Your task.
In the following material, identify every line holding the string "color" and return it.

┄┄┄┄┄┄┄┄┄┄┄┄┄┄┄┄┄┄┄┄

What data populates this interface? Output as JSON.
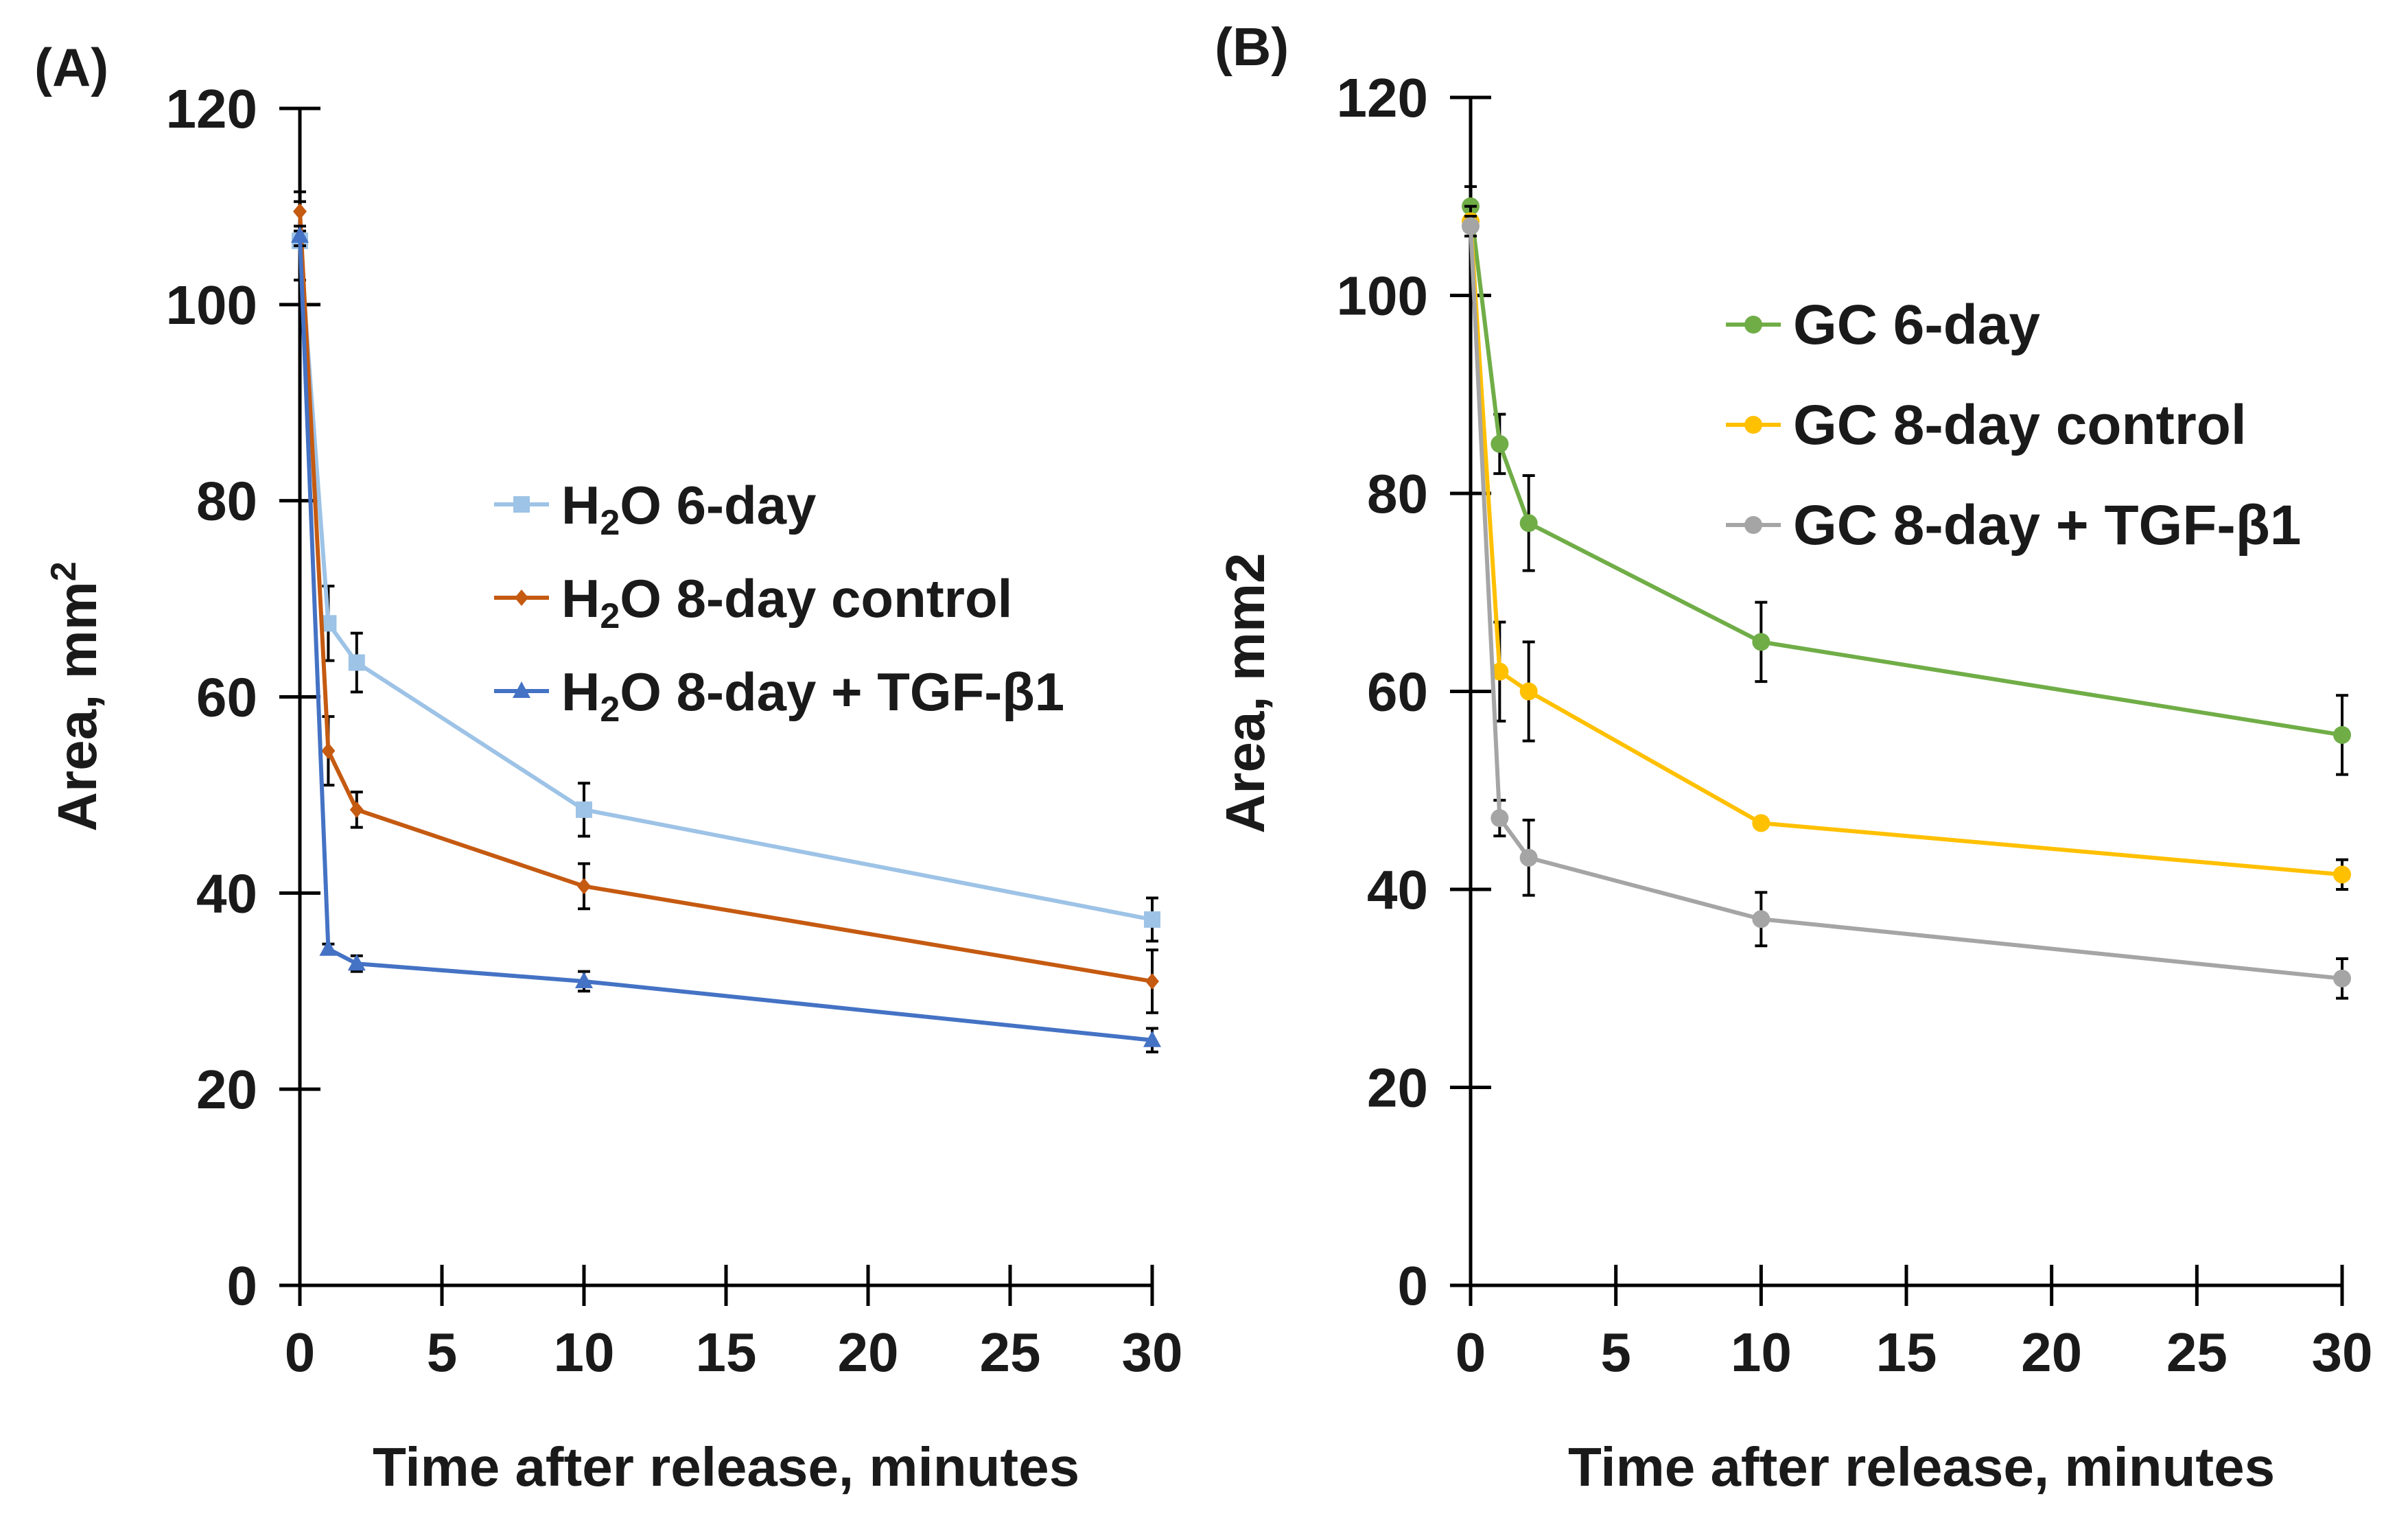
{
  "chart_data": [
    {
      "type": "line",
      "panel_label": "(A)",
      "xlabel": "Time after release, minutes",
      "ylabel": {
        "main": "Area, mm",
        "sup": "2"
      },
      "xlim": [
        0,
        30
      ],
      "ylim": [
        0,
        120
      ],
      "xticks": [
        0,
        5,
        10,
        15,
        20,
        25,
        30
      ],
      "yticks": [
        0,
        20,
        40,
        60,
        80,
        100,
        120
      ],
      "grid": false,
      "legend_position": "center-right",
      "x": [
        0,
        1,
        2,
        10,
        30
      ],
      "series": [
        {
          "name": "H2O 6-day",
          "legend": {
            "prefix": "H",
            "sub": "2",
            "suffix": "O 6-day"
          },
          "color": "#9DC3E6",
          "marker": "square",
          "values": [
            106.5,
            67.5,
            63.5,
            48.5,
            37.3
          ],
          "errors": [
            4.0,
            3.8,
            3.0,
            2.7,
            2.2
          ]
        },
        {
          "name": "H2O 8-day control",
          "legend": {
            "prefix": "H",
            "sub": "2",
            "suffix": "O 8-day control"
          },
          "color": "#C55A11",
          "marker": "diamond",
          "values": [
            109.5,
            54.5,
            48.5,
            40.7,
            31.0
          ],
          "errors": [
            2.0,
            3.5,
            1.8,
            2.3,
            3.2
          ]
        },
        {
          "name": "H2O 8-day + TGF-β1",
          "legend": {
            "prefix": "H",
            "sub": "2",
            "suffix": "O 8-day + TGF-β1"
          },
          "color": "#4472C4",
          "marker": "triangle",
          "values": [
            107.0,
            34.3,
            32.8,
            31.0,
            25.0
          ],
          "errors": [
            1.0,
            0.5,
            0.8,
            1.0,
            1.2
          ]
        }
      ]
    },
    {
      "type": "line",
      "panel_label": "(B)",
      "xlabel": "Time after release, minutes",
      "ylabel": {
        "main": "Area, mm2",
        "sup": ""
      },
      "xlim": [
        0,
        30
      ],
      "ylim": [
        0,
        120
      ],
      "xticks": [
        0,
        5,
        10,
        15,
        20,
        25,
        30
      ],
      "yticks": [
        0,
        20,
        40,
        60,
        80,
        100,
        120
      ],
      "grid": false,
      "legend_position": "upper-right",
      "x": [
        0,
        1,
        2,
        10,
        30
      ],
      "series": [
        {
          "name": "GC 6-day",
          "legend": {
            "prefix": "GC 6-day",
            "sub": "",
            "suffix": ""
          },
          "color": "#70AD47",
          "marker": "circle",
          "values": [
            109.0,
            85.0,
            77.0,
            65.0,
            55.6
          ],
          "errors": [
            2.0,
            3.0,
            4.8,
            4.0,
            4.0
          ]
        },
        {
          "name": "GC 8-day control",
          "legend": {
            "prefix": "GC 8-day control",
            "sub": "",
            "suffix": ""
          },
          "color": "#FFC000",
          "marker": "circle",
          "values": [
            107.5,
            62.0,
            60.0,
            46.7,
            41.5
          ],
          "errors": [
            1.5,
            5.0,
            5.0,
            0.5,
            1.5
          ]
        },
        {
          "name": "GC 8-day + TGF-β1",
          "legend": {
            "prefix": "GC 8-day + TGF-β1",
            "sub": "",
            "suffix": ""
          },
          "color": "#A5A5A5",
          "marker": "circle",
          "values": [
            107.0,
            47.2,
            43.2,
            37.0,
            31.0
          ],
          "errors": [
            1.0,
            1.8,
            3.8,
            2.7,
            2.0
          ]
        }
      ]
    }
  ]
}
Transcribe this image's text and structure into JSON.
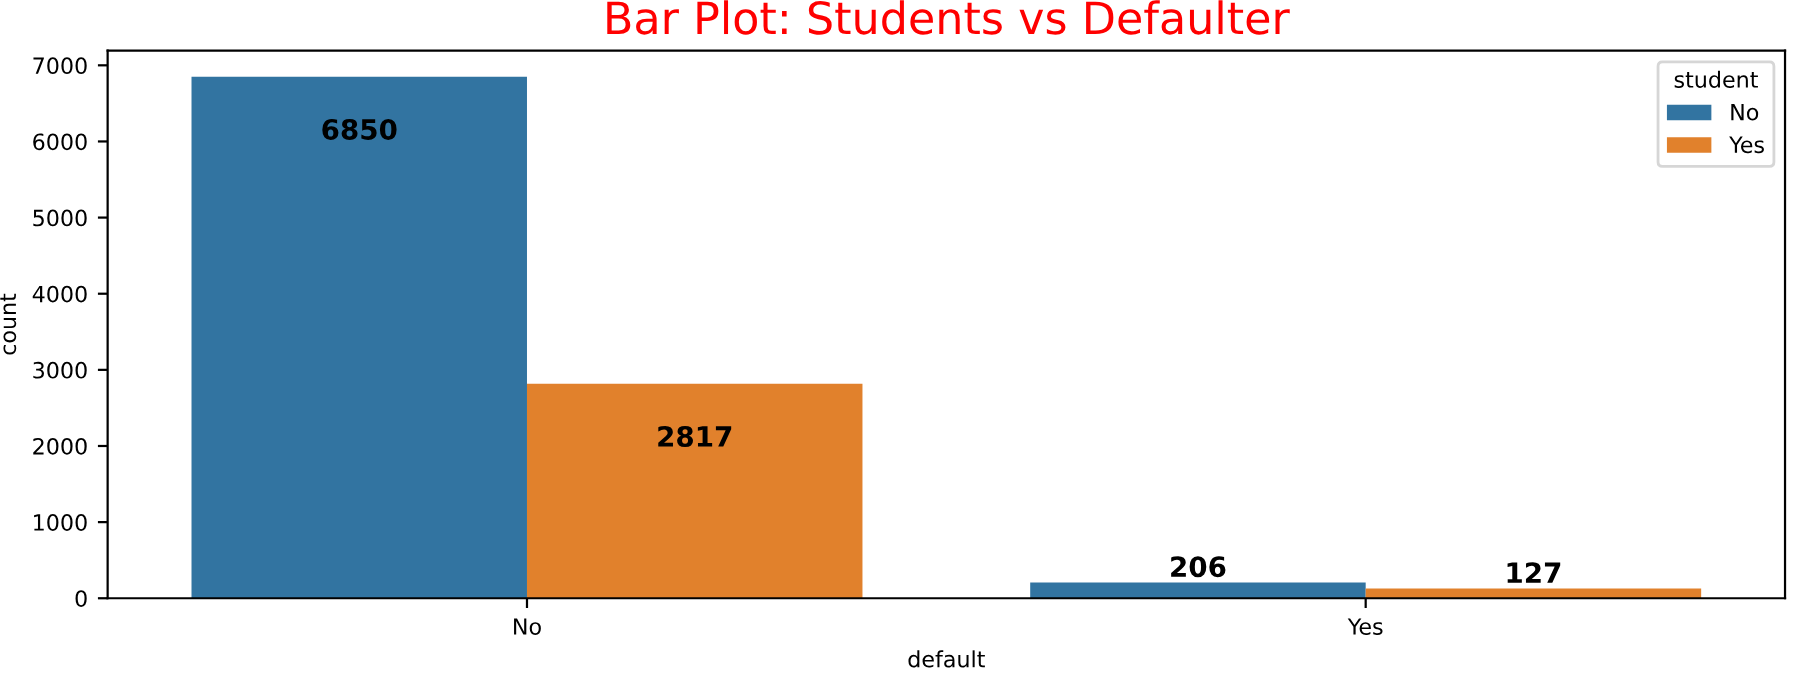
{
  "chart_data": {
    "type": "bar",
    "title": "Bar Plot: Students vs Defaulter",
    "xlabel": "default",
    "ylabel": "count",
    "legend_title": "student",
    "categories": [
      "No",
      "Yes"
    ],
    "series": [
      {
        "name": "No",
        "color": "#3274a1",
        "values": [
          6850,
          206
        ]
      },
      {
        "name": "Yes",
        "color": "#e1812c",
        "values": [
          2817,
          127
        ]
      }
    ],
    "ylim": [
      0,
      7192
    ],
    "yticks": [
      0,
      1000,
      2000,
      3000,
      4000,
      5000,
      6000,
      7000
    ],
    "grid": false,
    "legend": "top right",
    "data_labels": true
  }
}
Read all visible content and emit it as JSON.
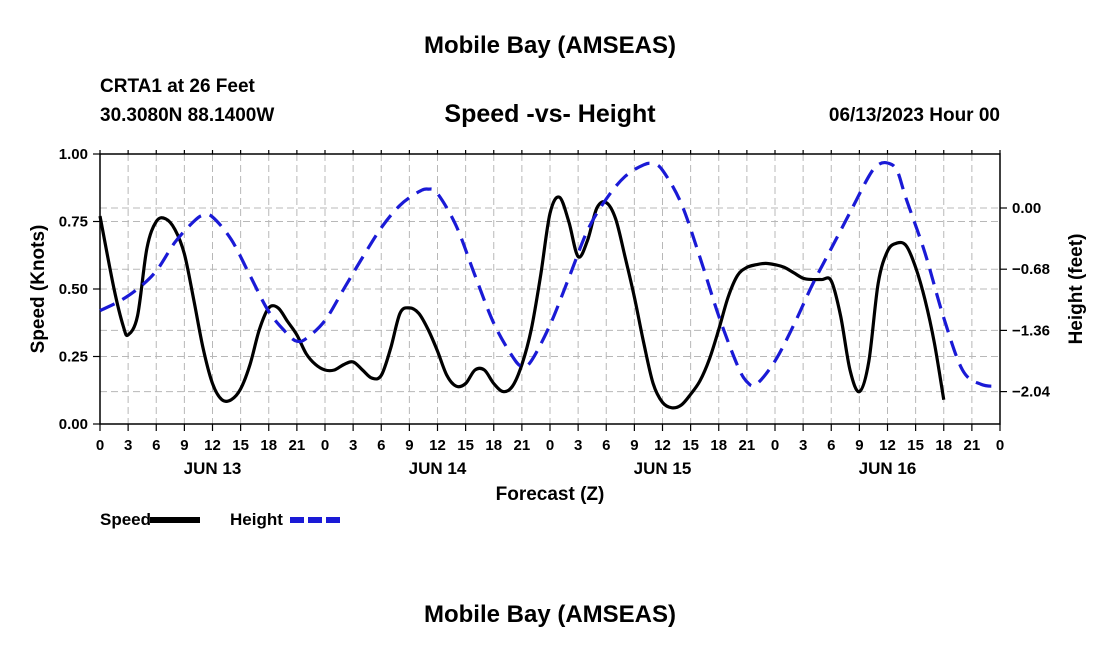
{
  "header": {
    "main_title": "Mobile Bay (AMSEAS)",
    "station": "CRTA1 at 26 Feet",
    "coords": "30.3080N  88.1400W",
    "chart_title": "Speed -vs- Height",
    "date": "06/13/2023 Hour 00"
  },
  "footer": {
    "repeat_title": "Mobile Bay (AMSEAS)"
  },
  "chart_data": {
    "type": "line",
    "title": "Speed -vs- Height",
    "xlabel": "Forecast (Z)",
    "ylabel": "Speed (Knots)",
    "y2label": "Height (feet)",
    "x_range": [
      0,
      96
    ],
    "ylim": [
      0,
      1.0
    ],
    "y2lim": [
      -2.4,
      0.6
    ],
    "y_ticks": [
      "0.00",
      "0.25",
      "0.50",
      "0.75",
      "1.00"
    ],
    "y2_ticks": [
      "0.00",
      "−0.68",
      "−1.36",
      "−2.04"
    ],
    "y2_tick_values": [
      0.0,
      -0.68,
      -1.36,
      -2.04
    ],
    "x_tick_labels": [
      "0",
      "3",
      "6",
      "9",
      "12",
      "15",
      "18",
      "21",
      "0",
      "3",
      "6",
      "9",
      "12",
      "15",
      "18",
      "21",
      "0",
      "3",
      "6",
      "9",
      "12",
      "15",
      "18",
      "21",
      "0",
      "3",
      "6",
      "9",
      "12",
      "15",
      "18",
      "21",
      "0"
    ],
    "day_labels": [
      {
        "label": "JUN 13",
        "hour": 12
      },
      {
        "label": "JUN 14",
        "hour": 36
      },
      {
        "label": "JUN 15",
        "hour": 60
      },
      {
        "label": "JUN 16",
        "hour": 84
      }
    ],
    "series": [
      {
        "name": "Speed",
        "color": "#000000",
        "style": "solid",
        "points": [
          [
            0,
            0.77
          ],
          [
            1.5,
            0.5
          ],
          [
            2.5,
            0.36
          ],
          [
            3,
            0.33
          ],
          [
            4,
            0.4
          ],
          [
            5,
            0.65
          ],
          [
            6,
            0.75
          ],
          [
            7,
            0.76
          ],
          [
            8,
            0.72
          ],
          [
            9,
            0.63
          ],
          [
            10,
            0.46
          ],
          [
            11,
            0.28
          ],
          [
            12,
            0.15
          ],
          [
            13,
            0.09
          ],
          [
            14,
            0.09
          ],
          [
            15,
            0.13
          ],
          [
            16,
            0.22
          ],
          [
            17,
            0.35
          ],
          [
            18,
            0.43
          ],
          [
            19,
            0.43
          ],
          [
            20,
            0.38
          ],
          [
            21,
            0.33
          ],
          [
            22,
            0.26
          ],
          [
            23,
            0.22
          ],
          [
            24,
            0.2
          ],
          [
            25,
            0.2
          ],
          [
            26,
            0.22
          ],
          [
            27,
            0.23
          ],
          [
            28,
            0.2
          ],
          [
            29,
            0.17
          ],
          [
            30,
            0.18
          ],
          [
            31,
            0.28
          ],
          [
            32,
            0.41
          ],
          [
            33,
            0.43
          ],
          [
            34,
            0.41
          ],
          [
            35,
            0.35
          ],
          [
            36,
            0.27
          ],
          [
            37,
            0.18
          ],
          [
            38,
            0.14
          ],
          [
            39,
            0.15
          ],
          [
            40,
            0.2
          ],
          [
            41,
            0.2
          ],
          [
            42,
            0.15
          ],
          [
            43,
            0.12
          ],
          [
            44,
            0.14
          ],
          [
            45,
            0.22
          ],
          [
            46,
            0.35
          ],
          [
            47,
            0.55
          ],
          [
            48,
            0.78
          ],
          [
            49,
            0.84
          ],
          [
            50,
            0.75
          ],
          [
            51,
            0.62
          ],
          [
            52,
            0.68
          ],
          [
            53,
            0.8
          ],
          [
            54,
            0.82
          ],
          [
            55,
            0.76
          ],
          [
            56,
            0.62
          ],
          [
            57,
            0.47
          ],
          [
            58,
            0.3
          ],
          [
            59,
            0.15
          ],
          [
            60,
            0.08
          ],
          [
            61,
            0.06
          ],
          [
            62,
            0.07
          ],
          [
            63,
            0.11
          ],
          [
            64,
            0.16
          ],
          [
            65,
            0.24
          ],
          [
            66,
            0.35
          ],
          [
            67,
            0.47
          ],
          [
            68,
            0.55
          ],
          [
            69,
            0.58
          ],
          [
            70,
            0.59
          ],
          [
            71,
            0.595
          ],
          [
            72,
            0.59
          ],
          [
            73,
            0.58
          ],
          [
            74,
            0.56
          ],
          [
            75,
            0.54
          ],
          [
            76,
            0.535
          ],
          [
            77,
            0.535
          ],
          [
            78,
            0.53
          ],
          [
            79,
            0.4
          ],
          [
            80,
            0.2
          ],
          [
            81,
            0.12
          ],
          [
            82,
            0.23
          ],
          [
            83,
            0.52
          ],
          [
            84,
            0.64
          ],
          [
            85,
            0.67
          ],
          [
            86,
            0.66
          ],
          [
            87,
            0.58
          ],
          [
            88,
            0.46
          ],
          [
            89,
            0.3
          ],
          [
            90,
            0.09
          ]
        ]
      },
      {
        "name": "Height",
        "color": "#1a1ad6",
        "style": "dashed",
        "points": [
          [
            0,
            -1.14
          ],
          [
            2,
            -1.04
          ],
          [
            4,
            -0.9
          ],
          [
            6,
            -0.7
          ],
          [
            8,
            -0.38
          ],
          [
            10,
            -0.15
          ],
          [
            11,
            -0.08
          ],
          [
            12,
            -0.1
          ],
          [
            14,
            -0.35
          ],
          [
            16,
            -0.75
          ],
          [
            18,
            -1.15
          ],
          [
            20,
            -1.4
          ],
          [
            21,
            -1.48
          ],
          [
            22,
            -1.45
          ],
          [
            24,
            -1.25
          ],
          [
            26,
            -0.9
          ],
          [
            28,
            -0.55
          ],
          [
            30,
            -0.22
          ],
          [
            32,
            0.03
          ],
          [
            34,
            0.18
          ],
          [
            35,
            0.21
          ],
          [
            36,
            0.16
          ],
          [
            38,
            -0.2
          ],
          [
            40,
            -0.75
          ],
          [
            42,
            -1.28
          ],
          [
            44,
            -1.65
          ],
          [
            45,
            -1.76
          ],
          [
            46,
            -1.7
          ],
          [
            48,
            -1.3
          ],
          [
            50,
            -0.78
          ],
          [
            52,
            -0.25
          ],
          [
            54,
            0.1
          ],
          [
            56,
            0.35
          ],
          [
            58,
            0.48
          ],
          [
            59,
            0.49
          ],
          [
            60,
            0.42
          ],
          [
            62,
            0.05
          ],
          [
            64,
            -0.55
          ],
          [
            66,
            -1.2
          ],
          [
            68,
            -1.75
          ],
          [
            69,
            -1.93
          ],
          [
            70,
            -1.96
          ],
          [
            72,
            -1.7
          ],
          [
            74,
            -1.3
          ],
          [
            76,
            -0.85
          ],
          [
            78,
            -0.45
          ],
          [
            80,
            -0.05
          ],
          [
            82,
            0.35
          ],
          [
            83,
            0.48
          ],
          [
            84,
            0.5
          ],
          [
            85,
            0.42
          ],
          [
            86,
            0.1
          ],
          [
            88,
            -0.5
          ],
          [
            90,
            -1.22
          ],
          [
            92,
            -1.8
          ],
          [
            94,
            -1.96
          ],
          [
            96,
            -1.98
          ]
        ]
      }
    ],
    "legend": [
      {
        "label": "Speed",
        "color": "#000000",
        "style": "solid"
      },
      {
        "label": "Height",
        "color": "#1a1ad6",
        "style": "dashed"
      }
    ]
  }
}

┄┄┄┄┄┄┄┄┄┄┄┄┄┄┄┄┄┄┄┄

The reply.
          "color": "#9DC3E6",
          "color": "#C55A11",
          "color": "#4472C4",
          "color": "#70AD47",
          "color": "#FFC000",
          "color": "#A5A5A5",
        "color": "#3274a1",
        "color": "#e1812c",
        "color": "#000000",
        "color": "#1a1ad6",
        "color": "#000000",
        "color": "#1a1ad6",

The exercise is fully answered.